- **Given request**:
Look below and pull out each line with the word "this".

* begin Data lines *

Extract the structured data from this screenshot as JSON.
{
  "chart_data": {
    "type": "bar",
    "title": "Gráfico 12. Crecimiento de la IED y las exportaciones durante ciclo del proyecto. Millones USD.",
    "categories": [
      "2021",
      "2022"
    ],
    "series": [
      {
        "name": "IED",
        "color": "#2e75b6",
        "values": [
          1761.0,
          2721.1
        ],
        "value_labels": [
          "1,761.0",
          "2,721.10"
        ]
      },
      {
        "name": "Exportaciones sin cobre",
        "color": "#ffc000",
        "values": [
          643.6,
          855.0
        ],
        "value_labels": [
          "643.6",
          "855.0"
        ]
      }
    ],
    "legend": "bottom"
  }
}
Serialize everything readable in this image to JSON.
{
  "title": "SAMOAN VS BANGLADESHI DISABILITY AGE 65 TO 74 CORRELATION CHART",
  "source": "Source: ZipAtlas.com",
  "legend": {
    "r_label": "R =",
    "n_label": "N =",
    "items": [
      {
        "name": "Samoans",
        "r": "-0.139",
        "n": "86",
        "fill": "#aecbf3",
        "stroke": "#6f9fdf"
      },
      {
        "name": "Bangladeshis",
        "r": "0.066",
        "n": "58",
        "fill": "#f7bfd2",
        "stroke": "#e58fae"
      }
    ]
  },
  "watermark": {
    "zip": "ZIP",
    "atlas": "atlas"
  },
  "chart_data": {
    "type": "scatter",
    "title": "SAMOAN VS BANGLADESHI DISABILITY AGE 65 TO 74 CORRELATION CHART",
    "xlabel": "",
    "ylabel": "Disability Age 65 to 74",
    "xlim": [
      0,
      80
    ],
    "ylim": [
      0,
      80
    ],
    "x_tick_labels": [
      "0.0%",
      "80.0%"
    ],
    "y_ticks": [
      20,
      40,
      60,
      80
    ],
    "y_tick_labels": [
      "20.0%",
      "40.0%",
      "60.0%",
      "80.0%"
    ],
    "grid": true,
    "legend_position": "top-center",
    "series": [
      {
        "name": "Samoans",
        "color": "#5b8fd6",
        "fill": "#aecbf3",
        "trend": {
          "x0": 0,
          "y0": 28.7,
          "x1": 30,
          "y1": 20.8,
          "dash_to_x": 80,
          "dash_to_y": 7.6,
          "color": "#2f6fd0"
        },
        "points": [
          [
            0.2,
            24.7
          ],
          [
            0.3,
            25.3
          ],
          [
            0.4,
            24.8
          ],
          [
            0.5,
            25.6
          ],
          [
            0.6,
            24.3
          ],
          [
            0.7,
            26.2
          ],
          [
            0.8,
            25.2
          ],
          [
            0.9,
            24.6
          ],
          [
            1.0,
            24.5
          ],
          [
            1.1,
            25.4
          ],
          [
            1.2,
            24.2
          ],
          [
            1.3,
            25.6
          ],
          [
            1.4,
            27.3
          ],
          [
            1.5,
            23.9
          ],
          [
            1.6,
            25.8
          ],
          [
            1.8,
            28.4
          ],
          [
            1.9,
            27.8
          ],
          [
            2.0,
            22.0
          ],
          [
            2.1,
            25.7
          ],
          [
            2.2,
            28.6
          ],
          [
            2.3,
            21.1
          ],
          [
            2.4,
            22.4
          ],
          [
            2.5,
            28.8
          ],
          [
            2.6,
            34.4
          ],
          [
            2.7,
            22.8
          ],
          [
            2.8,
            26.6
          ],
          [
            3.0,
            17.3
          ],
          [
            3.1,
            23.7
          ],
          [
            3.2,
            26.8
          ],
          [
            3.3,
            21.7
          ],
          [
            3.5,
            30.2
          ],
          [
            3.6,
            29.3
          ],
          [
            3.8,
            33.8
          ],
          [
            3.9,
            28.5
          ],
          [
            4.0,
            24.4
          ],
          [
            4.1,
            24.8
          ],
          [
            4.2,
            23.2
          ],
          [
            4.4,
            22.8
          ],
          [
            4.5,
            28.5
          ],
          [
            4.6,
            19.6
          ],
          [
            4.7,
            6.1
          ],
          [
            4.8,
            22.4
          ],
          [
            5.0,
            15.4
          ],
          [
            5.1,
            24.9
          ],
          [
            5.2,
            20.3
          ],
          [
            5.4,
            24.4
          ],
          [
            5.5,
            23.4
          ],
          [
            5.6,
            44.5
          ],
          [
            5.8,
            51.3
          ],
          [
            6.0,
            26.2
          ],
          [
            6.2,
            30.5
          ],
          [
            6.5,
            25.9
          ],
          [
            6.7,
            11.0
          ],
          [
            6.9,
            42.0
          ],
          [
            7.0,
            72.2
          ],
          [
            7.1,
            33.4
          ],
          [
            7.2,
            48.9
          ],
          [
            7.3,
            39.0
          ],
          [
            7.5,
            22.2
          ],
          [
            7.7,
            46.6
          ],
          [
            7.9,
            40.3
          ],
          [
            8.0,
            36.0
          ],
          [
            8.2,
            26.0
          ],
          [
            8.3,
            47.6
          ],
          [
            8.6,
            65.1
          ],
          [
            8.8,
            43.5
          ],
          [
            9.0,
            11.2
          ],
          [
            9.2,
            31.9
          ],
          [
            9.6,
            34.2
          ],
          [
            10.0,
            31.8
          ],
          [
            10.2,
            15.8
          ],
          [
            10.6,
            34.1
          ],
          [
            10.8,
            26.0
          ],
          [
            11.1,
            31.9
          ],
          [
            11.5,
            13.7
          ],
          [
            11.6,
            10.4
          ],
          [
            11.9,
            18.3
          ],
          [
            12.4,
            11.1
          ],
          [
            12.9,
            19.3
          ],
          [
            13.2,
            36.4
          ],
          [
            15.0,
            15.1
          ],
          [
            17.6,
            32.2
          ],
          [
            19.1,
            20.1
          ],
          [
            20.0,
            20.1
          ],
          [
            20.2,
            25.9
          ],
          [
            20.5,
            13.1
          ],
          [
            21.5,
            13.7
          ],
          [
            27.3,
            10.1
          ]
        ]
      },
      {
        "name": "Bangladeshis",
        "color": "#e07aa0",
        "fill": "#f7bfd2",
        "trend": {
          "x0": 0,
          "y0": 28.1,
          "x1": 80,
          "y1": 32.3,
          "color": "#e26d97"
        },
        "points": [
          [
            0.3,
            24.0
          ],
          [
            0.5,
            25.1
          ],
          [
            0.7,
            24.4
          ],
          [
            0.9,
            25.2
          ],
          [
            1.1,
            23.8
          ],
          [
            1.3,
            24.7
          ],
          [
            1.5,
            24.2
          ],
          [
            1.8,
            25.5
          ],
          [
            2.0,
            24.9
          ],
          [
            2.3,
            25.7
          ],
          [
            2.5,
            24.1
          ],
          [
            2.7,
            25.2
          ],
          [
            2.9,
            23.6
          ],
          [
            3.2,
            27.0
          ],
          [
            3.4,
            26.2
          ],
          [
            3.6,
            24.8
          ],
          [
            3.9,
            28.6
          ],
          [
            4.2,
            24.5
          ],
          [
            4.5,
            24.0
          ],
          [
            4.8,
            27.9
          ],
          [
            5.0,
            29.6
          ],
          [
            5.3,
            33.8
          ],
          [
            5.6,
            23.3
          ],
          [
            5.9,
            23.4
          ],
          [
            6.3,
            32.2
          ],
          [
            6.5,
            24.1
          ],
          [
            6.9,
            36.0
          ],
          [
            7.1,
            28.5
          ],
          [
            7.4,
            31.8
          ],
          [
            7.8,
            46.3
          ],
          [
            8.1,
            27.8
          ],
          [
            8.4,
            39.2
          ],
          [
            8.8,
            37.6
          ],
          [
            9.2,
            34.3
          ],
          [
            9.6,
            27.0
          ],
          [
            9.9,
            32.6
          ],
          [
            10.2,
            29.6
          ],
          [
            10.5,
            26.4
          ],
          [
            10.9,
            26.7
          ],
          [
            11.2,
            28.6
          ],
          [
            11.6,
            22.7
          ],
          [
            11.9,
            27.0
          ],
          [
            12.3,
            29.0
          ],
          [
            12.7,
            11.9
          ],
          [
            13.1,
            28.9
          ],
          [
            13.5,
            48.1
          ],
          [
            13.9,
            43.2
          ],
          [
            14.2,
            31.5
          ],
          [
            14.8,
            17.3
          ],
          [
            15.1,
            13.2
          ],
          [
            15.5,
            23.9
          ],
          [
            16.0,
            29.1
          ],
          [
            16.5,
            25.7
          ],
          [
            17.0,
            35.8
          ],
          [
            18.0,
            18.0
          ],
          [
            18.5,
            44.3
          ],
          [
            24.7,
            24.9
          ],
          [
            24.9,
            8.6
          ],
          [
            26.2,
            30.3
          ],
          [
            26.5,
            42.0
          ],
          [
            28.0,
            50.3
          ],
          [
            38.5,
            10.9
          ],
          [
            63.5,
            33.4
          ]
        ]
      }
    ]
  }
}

* end Data lines *

- **The answer**:
Extract the structured data from this screenshot as JSON.
Serialize everything readable in this image to JSON.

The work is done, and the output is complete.